### TASK STATEMENT
From the entries below, pull out each line where "yazışma" appears.

==== MATERIAL FOR THE TASK

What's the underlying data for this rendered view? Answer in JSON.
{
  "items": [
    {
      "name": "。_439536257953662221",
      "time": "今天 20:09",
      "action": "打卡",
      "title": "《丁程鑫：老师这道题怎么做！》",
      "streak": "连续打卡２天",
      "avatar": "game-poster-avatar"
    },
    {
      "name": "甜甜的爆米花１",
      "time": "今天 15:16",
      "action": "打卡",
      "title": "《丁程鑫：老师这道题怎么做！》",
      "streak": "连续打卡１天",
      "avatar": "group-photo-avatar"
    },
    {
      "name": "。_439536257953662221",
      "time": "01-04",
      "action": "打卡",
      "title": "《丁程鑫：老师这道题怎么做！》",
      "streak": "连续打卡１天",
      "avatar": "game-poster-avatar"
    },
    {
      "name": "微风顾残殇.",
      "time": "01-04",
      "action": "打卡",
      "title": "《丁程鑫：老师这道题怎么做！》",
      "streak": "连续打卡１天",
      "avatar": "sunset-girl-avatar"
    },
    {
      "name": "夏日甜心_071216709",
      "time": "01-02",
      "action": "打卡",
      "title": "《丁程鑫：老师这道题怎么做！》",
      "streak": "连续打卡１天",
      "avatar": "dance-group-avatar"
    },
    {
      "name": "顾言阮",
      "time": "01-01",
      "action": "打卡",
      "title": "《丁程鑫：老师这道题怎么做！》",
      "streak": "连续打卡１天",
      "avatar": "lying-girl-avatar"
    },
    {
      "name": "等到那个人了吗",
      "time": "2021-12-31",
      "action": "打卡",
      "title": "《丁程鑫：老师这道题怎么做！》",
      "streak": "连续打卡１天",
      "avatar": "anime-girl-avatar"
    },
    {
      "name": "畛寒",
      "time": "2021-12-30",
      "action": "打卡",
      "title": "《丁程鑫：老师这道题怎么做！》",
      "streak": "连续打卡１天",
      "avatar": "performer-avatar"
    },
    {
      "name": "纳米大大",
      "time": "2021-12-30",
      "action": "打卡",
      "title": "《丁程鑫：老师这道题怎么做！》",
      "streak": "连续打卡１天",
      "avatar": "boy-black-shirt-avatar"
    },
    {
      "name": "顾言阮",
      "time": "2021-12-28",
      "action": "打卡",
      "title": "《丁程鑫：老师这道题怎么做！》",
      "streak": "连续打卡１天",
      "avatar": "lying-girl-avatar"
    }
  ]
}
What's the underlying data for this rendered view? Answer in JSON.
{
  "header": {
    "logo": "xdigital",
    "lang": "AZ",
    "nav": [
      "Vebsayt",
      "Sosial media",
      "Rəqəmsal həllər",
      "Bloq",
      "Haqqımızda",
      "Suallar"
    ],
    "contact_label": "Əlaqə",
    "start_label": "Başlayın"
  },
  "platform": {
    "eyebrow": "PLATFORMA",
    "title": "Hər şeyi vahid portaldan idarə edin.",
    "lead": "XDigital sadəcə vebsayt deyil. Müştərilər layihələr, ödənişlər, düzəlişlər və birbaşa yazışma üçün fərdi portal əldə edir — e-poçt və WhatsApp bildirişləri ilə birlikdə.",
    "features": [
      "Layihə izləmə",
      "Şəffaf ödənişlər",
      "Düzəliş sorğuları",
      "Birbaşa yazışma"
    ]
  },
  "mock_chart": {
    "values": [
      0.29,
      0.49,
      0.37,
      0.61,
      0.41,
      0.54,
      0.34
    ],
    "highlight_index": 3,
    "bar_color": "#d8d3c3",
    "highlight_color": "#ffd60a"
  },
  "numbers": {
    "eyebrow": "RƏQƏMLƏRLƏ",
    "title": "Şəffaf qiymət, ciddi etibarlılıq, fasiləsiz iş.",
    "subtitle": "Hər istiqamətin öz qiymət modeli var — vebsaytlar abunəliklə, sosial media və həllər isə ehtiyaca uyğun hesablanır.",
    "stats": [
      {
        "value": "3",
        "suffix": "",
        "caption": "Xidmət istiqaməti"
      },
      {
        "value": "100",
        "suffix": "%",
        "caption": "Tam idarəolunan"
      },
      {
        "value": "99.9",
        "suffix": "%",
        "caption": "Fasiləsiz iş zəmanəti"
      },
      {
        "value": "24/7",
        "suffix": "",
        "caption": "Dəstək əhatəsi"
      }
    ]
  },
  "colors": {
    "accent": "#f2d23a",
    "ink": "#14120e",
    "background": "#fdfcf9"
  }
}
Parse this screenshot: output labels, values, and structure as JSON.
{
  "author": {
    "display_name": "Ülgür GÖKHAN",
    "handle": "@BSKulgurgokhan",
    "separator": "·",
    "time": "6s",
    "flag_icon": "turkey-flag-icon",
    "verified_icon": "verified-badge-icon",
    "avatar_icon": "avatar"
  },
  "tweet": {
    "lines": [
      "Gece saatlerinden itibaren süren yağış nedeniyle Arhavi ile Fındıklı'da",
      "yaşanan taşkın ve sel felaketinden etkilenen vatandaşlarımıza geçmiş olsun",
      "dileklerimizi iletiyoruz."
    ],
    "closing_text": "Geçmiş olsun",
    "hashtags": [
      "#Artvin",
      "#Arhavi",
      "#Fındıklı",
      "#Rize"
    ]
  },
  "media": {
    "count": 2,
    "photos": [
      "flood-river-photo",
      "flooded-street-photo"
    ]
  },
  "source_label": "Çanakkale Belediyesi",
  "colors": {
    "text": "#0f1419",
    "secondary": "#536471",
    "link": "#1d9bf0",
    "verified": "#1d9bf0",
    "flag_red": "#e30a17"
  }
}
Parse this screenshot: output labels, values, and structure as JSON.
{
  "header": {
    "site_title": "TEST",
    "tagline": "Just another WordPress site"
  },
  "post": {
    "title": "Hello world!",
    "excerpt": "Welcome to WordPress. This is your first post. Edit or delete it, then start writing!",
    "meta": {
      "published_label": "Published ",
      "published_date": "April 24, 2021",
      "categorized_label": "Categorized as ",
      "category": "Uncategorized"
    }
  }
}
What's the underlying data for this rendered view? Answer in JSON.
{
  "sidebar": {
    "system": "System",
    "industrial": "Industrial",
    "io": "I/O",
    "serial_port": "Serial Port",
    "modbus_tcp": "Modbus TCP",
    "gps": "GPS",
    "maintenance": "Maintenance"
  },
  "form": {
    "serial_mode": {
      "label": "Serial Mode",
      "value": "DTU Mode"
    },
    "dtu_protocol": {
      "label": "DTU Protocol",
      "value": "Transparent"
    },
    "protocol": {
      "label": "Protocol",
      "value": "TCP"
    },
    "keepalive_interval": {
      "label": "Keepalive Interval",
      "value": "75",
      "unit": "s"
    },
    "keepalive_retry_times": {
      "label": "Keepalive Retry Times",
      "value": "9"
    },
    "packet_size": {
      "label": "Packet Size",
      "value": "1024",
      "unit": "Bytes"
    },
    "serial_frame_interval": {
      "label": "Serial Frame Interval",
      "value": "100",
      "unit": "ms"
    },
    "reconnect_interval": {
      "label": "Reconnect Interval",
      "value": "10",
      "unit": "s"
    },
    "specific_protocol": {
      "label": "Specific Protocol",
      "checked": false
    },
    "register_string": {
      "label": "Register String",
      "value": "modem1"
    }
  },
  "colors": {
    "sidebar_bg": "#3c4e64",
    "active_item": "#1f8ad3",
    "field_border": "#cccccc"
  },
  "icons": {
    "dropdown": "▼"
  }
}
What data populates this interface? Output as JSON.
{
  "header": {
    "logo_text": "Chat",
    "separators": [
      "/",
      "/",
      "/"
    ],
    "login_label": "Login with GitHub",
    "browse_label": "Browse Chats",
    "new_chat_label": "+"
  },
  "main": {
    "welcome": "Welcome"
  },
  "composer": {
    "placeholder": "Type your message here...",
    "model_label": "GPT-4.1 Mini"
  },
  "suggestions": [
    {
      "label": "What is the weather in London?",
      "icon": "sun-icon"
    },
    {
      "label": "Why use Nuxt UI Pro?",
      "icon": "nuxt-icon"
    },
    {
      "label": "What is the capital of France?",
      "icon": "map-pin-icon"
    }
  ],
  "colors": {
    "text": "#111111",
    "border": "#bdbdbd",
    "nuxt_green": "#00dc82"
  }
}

========

### SOLVED PROBLEM
    "lead": "XDigital sadəcə vebsayt deyil. Müştərilər layihələr, ödənişlər, düzəlişlər və birbaşa yazışma üçün fərdi portal əldə edir — e-poçt və WhatsApp bildirişləri ilə birlikdə.",
      "Birbaşa yazışma"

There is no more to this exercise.